SET PROBLEM 1: In the pub conversation about drummers, rewrite the passage from "PM: I love drummer" to "until the 1960s?", putting "my young friend" in place of "Grasshopper".
SET PROBLEM 2: In the pub conversation about drummers, until what decade did most drummers still use animal skins?
SET PROBLEM 3: Write the next part of the pub conversation about drummers and drum skins, continuing from its last line.

SELECTED PASSAGE:
★ ★ ★

Performing Musician: So this drummer goes to the hairdressers and sits in the chair, but he won’t take off his earphones.
Pub Genius: I’m not going to laugh, you know.
PM: Anyway, the hairdresser asks him again and again to take the earphones off because they’re getting in his way, but the drummer says if he takes them off he’ll die.
Pub Genius: Not even a snigger.
PM: In the end the hairdresser just loses it and rips the earbuds out. The drummer keels over, stone dead! Well, the hairdresser’s really freaked out by this and just has to find out what amazing music was keeping this bloke alive, so puts the earphones to his ears and listens to the track: “breath in... breath out... breath in...”
Pub Genius: Oh, alright then. Ha ha!
PM: I love drummer jokes!
Pub Genius: Didn’t your mother tell you it’s rude to mock the afflicted? Anyway, why the sudden interest in drummers?
PM: Oh, just that I was watching our drummer trying to fit a head last week. It was taking him ages and when I took the piss he said I should just be grateful that he wasn’t still using skins. Um... I suppose he meant animal skins, not Rizlas?
Pub Genius: He did, Grasshopper! Did you realise that most drummers still used animal skins until the 1960s?
PM: I can’t say I ever thought about it. Why did they stop?
Pub Genius: Well, it wasn’t squeamishness — though it was a pretty gruesome business. Calf-skin heads used to swell and shrink due to changes in humidity — they’d split for no reason, and just be totally unpredictable.

★ ★ ★

INFORMATION SHOWN:
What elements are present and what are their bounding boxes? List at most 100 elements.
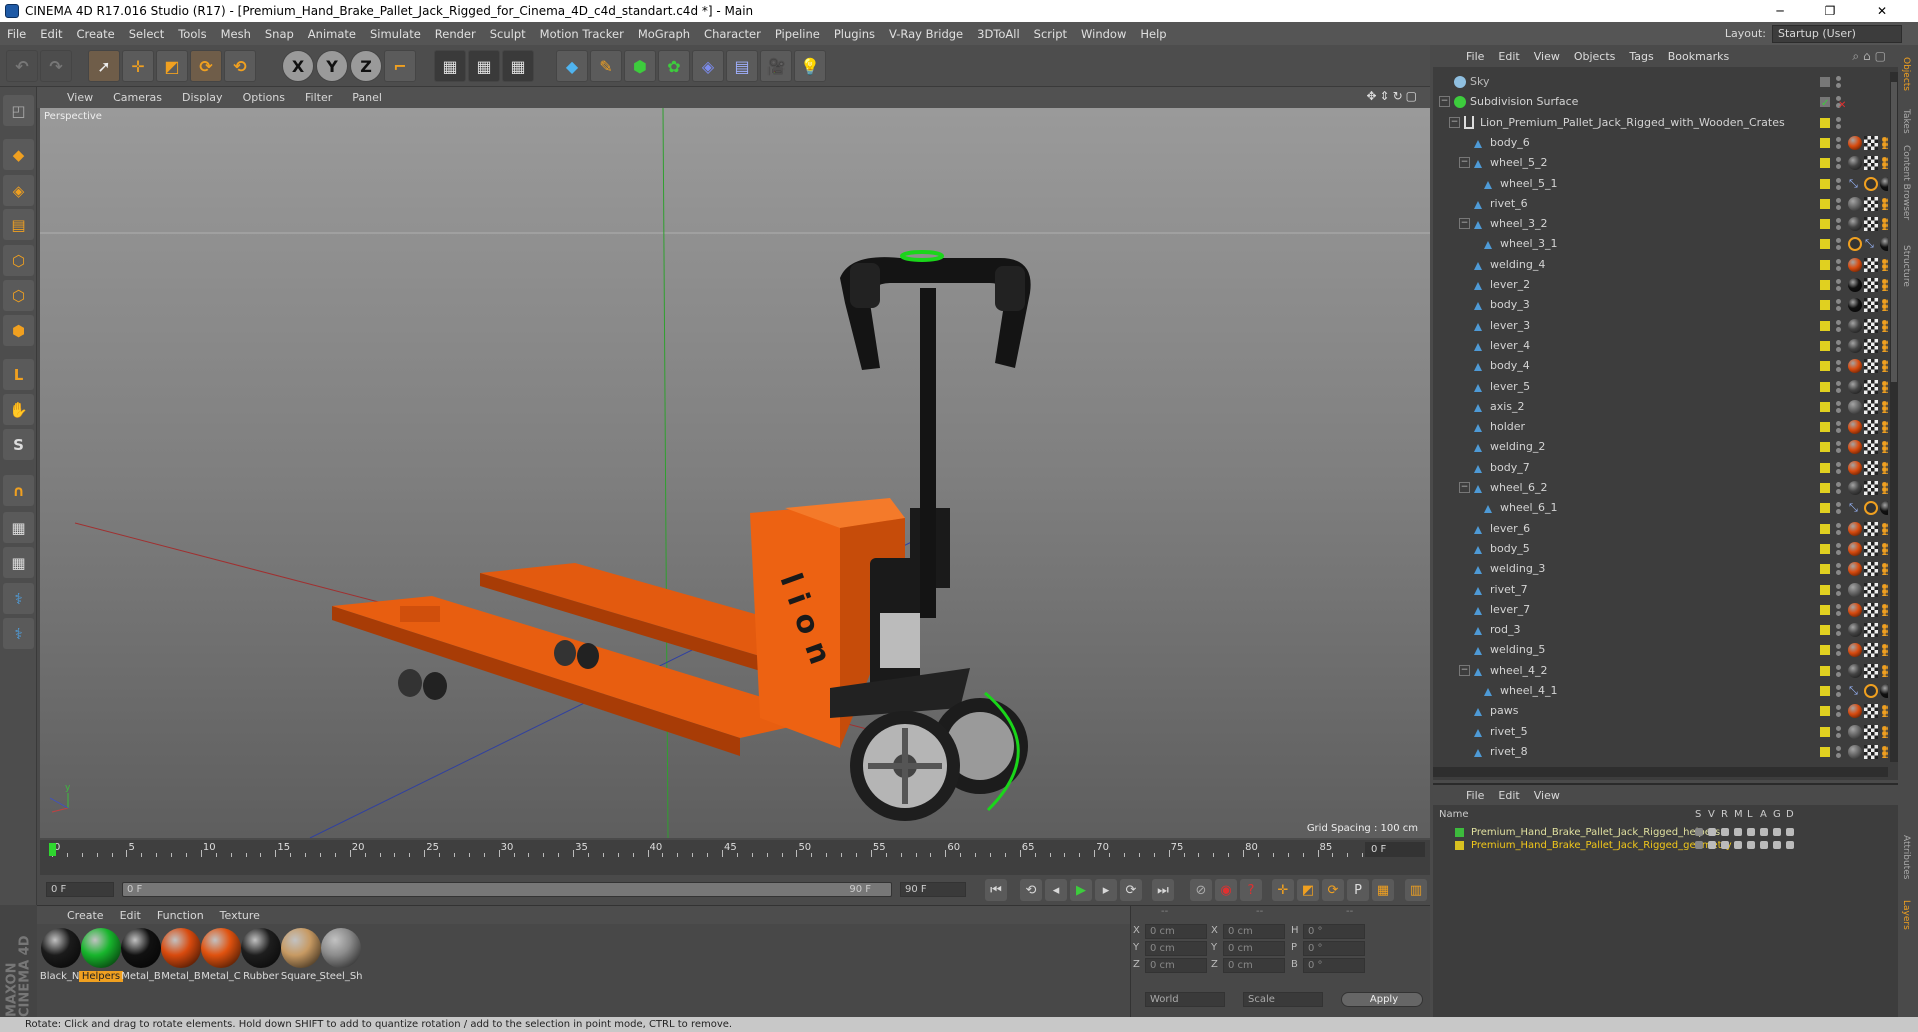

★ ★ ★

EXPECTED OUTPUT 1:
PM: I love drummer jokes!
Pub Genius: Didn’t your mother tell you it’s rude to mock the afflicted? Anyway, why the sudden interest in drummers?
PM: Oh, just that I was watching our drummer trying to fit a head last week. It was taking him ages and when I took the piss he said I should just be grateful that he wasn’t still using skins. Um... I suppose he meant animal skins, not Rizlas?
Pub Genius: He did, my young friend! Did you realise that most drummers still used animal skins until the 1960s?

EXPECTED OUTPUT 2: Until the 1960s.

EXPECTED OUTPUT 3:
PM: Like bass players, you mean? Ha ha! Don’t look at me like that, it’ll make the beer go off! So, come on then, it’s Halloween. How about a gruesome story of animal skins and cracking heads? I’ll even stand you a pint of Hobgoblin!
Pub Genius: And crisps? We must not forget the crisps...
PM: How can I resist when a grown man looks so pitiful? Now get on with it!
Pub Genius: Ever wondered why so many drum companies were based in Chicago?
PM: Not until you came to mention it.
Pub Genius: Well, one of the reasons was because it was the meat capital of America — the infamous stockyards, where the cattle were brought from the West to be slaughtered and processed. A good supply of skins was essential to drum makers like Ludwig, Gretsch and Slingerland. And they were very fussy about which skins they used.
PM: This is going to get a bit Halloween-y, isn’t it?
Pub Genius: Would you expect any less? The best skins came from a yearling animal and every day, as soon as the cattle were slaughtered, the drum makers would toddle down to the yards to poke among the piles of skins and pick the best hides. They had to be really careful with skins for snare drums, though...
PM: Do I want to know this?
Pub Genius: No, but you will anyway. Snare drums needed tissue-thin skins and the best ones came from unborn calves.
PM: Now that is gross!
Pub Genius: Ha! Your great grannie didn’t think so! Those that didn’t go to make snare drum heads went to make ladies’ gloves.
PM: I did mention I was a vegetarian, didn’t I?
Pub Genus: Since when?
PM: Ten seconds ago. So when did all this barbarism end?
Pub Genius: Around 1956. During the Second World War, the US government asked the chemical giant DuPont to invent a heat-resistant material they could use instead of celluloid for the film used in night-time reconnaissance flights. DuPont obliged with Mylar.
PM: How on earth did that get to be used for drum heads?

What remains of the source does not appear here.